>> start Supplied records

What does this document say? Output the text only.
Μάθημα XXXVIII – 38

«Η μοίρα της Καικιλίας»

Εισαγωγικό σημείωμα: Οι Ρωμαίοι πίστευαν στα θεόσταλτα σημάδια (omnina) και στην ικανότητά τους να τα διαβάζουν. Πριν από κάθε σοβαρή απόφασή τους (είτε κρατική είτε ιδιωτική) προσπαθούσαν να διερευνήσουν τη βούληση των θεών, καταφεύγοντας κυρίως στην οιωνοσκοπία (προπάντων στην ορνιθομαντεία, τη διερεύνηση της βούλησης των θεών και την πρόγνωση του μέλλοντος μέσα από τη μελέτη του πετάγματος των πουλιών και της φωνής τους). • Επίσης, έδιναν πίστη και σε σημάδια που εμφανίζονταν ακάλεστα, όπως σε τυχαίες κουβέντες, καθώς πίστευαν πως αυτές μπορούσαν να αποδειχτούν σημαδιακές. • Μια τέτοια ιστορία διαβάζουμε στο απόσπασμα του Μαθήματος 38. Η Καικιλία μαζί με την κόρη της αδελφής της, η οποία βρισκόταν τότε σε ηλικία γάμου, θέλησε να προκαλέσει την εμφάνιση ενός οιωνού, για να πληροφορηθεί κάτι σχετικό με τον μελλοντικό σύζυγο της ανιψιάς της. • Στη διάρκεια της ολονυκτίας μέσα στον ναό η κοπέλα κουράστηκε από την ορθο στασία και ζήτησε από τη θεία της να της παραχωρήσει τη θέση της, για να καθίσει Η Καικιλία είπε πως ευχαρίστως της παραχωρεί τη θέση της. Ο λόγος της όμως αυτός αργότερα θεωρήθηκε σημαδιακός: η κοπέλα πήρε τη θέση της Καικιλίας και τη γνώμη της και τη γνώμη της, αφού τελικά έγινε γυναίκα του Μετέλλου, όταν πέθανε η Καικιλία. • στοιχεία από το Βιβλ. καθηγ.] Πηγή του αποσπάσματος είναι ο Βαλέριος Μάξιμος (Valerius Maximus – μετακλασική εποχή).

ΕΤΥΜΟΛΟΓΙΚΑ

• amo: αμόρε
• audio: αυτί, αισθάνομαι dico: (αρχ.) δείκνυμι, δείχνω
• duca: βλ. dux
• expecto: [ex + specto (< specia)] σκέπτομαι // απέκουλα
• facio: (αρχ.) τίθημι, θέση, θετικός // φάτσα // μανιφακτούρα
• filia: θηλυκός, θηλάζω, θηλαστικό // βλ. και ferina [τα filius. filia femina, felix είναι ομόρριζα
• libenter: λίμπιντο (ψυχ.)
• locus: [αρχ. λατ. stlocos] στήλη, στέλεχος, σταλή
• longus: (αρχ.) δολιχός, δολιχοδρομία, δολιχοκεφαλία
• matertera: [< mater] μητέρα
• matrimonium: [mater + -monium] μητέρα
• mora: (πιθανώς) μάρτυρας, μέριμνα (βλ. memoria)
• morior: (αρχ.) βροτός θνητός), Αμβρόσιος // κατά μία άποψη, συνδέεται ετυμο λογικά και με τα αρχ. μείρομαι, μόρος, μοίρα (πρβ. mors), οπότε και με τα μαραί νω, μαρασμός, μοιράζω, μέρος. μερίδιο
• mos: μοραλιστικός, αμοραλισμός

>> end Supplied records

Copy each line above containing the string "μητέρα".

▸ **Correct result**:
• matertera: [< mater] μητέρα
• matrimonium: [mater + -monium] μητέρα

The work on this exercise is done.